- [GIVEN TASK]: Format each line of the data below as an item in a numbered list, omitting blank lines.
##### PROVIDED RECORDS #####
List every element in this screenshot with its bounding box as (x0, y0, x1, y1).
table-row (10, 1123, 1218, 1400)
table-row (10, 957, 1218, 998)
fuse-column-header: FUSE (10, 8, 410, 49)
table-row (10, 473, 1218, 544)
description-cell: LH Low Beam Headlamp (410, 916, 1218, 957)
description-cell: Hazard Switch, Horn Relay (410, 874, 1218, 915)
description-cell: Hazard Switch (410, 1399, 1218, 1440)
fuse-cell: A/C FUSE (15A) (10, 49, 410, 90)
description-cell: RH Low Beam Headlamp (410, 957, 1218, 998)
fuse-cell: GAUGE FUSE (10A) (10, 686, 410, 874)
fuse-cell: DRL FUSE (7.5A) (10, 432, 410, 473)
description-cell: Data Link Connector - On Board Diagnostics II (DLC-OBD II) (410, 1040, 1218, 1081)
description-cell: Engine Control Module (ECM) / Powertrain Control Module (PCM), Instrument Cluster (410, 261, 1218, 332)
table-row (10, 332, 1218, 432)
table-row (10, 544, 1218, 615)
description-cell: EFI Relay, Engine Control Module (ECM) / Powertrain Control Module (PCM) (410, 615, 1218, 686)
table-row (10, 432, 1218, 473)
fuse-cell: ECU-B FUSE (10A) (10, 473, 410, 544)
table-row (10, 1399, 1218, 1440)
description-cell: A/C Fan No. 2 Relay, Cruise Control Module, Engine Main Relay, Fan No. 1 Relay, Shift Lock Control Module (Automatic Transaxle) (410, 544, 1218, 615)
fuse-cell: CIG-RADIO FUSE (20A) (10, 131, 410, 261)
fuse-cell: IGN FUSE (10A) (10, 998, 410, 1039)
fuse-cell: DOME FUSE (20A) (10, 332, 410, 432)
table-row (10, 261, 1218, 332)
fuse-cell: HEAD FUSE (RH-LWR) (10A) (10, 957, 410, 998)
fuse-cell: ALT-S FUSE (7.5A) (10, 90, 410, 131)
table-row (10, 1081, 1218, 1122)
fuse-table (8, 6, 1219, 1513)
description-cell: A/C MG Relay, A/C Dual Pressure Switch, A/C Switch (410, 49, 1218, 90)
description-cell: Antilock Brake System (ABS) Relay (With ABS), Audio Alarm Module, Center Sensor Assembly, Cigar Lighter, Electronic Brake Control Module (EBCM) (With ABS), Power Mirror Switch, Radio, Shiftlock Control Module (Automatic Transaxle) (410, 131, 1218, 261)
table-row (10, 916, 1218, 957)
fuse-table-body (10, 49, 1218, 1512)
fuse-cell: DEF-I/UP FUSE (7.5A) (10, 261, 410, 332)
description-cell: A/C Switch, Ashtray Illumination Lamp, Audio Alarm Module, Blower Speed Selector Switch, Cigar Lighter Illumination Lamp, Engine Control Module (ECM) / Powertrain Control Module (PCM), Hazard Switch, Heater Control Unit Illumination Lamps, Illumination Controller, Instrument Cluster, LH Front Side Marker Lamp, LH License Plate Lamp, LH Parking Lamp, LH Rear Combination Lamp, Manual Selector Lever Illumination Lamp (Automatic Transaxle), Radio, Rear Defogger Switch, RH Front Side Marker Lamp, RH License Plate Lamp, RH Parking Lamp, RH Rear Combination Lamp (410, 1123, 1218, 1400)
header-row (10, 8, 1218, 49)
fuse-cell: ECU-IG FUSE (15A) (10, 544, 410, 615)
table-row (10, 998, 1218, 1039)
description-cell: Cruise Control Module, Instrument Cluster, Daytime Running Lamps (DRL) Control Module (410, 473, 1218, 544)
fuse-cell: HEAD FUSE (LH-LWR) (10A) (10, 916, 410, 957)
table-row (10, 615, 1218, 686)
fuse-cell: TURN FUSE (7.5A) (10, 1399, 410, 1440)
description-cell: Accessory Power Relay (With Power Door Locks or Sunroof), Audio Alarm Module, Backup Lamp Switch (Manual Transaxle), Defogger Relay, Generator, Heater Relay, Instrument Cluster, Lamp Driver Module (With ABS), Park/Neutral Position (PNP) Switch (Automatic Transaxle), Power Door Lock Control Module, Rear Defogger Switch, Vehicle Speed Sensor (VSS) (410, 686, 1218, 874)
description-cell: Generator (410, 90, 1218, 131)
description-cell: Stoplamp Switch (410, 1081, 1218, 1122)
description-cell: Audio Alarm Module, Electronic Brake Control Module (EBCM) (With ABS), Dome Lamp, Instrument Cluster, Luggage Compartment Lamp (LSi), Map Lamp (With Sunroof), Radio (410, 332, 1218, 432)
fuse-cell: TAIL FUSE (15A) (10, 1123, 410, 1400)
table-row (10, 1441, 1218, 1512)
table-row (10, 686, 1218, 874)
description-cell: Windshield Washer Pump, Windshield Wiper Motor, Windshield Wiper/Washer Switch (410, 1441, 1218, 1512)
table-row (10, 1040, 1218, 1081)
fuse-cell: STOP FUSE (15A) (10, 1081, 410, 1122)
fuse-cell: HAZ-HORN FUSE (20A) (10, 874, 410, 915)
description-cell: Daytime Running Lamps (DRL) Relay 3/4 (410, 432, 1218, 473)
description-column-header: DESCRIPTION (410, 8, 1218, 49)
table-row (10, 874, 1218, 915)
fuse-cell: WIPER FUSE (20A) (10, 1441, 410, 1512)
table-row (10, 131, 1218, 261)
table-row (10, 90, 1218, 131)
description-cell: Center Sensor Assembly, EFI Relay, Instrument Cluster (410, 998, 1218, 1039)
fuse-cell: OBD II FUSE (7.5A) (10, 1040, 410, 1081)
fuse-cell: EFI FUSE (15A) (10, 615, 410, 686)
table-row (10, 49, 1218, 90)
#####
- [RESPONSE TO THE TASK]:
1. List every element in this screenshot with its bounding box as (x0, y0, x1, y1).
2. table-row (10, 1123, 1218, 1400)
3. table-row (10, 957, 1218, 998)
4. fuse-column-header: FUSE (10, 8, 410, 49)
5. table-row (10, 473, 1218, 544)
6. description-cell: LH Low Beam Headlamp (410, 916, 1218, 957)
7. description-cell: Hazard Switch, Horn Relay (410, 874, 1218, 915)
8. description-cell: Hazard Switch (410, 1399, 1218, 1440)
9. fuse-cell: A/C FUSE (15A) (10, 49, 410, 90)
10. description-cell: RH Low Beam Headlamp (410, 957, 1218, 998)
11. fuse-cell: GAUGE FUSE (10A) (10, 686, 410, 874)
12. fuse-cell: DRL FUSE (7.5A) (10, 432, 410, 473)
13. description-cell: Data Link Connector - On Board Diagnostics II (DLC-OBD II) (410, 1040, 1218, 1081)
14. description-cell: Engine Control Module (ECM) / Powertrain Control Module (PCM), Instrument Cluster (410, 261, 1218, 332)
15. table-row (10, 332, 1218, 432)
16. table-row (10, 544, 1218, 615)
17. description-cell: EFI Relay, Engine Control Module (ECM) / Powertrain Control Module (PCM) (410, 615, 1218, 686)
18. table-row (10, 432, 1218, 473)
19. fuse-cell: ECU-B FUSE (10A) (10, 473, 410, 544)
20. table-row (10, 1399, 1218, 1440)
21. description-cell: A/C Fan No. 2 Relay, Cruise Control Module, Engine Main Relay, Fan No. 1 Relay, Shift Lock Control Module (Automatic Transaxle) (410, 544, 1218, 615)
22. fuse-cell: CIG-RADIO FUSE (20A) (10, 131, 410, 261)
23. fuse-cell: IGN FUSE (10A) (10, 998, 410, 1039)
24. fuse-cell: DOME FUSE (20A) (10, 332, 410, 432)
25. table-row (10, 261, 1218, 332)
26. fuse-cell: HEAD FUSE (RH-LWR) (10A) (10, 957, 410, 998)
27. fuse-cell: ALT-S FUSE (7.5A) (10, 90, 410, 131)
28. table-row (10, 1081, 1218, 1122)
29. fuse-table (8, 6, 1219, 1513)
30. description-cell: A/C MG Relay, A/C Dual Pressure Switch, A/C Switch (410, 49, 1218, 90)
31. description-cell: Antilock Brake System (ABS) Relay (With ABS), Audio Alarm Module, Center Sensor Assembly, Cigar Lighter, Electronic Brake Control Module (EBCM) (With ABS), Power Mirror Switch, Radio, Shiftlock Control Module (Automatic Transaxle) (410, 131, 1218, 261)
32. table-row (10, 916, 1218, 957)
33. fuse-table-body (10, 49, 1218, 1512)
34. fuse-cell: DEF-I/UP FUSE (7.5A) (10, 261, 410, 332)
35. description-cell: A/C Switch, Ashtray Illumination Lamp, Audio Alarm Module, Blower Speed Selector Switch, Cigar Lighter Illumination Lamp, Engine Control Module (ECM) / Powertrain Control Module (PCM), Hazard Switch, Heater Control Unit Illumination Lamps, Illumination Controller, Instrument Cluster, LH Front Side Marker Lamp, LH License Plate Lamp, LH Parking Lamp, LH Rear Combination Lamp, Manual Selector Lever Illumination Lamp (Automatic Transaxle), Radio, Rear Defogger Switch, RH Front Side Marker Lamp, RH License Plate Lamp, RH Parking Lamp, RH Rear Combination Lamp (410, 1123, 1218, 1400)
36. header-row (10, 8, 1218, 49)
37. fuse-cell: ECU-IG FUSE (15A) (10, 544, 410, 615)
38. table-row (10, 998, 1218, 1039)
39. description-cell: Cruise Control Module, Instrument Cluster, Daytime Running Lamps (DRL) Control Module (410, 473, 1218, 544)
40. fuse-cell: HEAD FUSE (LH-LWR) (10A) (10, 916, 410, 957)
41. table-row (10, 615, 1218, 686)
42. fuse-cell: TURN FUSE (7.5A) (10, 1399, 410, 1440)
43. description-cell: Accessory Power Relay (With Power Door Locks or Sunroof), Audio Alarm Module, Backup Lamp Switch (Manual Transaxle), Defogger Relay, Generator, Heater Relay, Instrument Cluster, Lamp Driver Module (With ABS), Park/Neutral Position (PNP) Switch (Automatic Transaxle), Power Door Lock Control Module, Rear Defogger Switch, Vehicle Speed Sensor (VSS) (410, 686, 1218, 874)
44. description-cell: Generator (410, 90, 1218, 131)
45. description-cell: Stoplamp Switch (410, 1081, 1218, 1122)
46. description-cell: Audio Alarm Module, Electronic Brake Control Module (EBCM) (With ABS), Dome Lamp, Instrument Cluster, Luggage Compartment Lamp (LSi), Map Lamp (With Sunroof), Radio (410, 332, 1218, 432)
47. fuse-cell: TAIL FUSE (15A) (10, 1123, 410, 1400)
48. table-row (10, 1441, 1218, 1512)
49. table-row (10, 686, 1218, 874)
50. description-cell: Windshield Washer Pump, Windshield Wiper Motor, Windshield Wiper/Washer Switch (410, 1441, 1218, 1512)
51. table-row (10, 1040, 1218, 1081)
52. fuse-cell: STOP FUSE (15A) (10, 1081, 410, 1122)
53. fuse-cell: HAZ-HORN FUSE (20A) (10, 874, 410, 915)
54. description-cell: Daytime Running Lamps (DRL) Relay 3/4 (410, 432, 1218, 473)
55. description-column-header: DESCRIPTION (410, 8, 1218, 49)
56. table-row (10, 874, 1218, 915)
57. fuse-cell: WIPER FUSE (20A) (10, 1441, 410, 1512)
58. table-row (10, 131, 1218, 261)
59. table-row (10, 90, 1218, 131)
60. description-cell: Center Sensor Assembly, EFI Relay, Instrument Cluster (410, 998, 1218, 1039)
61. fuse-cell: OBD II FUSE (7.5A) (10, 1040, 410, 1081)
62. fuse-cell: EFI FUSE (15A) (10, 615, 410, 686)
63. table-row (10, 49, 1218, 90)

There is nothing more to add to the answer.